▶ _Short problem_
Check every line in the records below for the word "Ölbad" and report how many have it, nothing more.

▶ _Dataset rows_
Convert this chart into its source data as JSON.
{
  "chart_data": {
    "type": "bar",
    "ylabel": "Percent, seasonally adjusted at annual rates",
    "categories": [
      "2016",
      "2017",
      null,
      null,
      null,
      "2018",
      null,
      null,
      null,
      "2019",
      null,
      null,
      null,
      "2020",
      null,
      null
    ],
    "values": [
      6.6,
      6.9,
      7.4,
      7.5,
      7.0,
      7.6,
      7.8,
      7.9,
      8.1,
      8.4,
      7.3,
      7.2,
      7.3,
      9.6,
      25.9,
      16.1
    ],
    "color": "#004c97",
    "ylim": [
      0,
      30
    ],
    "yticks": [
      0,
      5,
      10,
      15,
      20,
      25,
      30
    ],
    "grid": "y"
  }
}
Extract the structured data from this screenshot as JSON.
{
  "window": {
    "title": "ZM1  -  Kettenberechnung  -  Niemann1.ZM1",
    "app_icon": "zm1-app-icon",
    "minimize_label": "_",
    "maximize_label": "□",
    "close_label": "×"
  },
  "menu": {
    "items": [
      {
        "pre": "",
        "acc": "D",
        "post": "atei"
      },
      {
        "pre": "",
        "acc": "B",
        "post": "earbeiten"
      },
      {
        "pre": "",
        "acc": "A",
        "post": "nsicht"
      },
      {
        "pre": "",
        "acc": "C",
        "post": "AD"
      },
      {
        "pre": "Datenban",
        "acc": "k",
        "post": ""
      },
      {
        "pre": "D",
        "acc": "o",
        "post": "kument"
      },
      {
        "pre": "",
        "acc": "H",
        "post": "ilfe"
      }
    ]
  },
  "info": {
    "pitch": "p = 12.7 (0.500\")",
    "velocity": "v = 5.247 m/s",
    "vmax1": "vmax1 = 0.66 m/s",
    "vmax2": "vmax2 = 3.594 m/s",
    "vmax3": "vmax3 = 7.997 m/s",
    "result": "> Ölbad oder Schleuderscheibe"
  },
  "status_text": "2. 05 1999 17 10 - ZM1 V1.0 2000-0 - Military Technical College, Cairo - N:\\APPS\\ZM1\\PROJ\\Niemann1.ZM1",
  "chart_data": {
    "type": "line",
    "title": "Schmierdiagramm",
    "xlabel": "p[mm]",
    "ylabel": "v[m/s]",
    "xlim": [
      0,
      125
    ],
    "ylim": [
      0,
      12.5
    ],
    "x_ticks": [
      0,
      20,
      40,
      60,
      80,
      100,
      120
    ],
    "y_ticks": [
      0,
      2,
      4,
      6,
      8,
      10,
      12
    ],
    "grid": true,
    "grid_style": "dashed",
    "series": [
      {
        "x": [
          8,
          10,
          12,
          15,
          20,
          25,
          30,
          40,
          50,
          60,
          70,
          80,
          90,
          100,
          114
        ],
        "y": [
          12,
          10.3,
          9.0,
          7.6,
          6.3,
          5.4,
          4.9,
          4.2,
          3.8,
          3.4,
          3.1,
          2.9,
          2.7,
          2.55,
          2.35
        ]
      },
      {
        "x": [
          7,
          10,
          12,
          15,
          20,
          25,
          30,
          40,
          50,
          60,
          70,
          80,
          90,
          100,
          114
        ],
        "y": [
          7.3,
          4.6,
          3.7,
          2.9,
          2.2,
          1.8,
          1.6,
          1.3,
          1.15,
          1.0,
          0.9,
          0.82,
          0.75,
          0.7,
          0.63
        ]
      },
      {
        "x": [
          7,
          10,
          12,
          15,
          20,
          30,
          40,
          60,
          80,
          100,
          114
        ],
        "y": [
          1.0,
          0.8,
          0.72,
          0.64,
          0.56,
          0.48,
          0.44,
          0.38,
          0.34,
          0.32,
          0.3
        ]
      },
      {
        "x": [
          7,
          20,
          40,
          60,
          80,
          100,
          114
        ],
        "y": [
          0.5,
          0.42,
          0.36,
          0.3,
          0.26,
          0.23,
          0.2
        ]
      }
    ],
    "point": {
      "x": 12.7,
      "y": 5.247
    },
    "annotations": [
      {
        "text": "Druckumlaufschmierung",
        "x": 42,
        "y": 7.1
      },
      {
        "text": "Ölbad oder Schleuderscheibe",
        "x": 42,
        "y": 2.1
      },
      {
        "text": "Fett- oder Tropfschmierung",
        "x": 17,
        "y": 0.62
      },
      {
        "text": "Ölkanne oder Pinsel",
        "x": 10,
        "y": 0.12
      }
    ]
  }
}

---

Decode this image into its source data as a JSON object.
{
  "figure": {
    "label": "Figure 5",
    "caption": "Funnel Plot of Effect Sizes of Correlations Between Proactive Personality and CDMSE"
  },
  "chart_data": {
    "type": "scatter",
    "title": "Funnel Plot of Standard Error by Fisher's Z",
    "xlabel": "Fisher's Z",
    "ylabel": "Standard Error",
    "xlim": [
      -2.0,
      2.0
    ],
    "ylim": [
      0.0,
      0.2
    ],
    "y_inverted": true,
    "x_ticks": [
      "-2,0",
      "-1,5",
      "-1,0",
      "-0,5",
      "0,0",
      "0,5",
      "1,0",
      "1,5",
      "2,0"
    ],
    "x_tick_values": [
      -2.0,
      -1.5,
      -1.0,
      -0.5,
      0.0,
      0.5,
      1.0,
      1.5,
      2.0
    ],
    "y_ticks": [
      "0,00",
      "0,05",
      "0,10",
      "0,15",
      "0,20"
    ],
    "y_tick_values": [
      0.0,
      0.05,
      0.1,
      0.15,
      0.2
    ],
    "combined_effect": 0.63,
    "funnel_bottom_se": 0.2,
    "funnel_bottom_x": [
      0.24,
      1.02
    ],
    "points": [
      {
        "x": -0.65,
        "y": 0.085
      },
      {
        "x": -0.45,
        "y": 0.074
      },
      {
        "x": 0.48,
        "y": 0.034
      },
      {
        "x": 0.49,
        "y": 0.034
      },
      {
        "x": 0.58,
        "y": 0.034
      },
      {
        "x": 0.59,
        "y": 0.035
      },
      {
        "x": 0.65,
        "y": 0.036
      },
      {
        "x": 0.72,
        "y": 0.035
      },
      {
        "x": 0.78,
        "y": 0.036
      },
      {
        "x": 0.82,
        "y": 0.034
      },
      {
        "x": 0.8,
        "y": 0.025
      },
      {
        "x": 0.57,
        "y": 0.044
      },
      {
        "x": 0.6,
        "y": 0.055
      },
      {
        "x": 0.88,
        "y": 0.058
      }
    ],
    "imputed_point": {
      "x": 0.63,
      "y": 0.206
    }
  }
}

▶ _Answer to the task_
2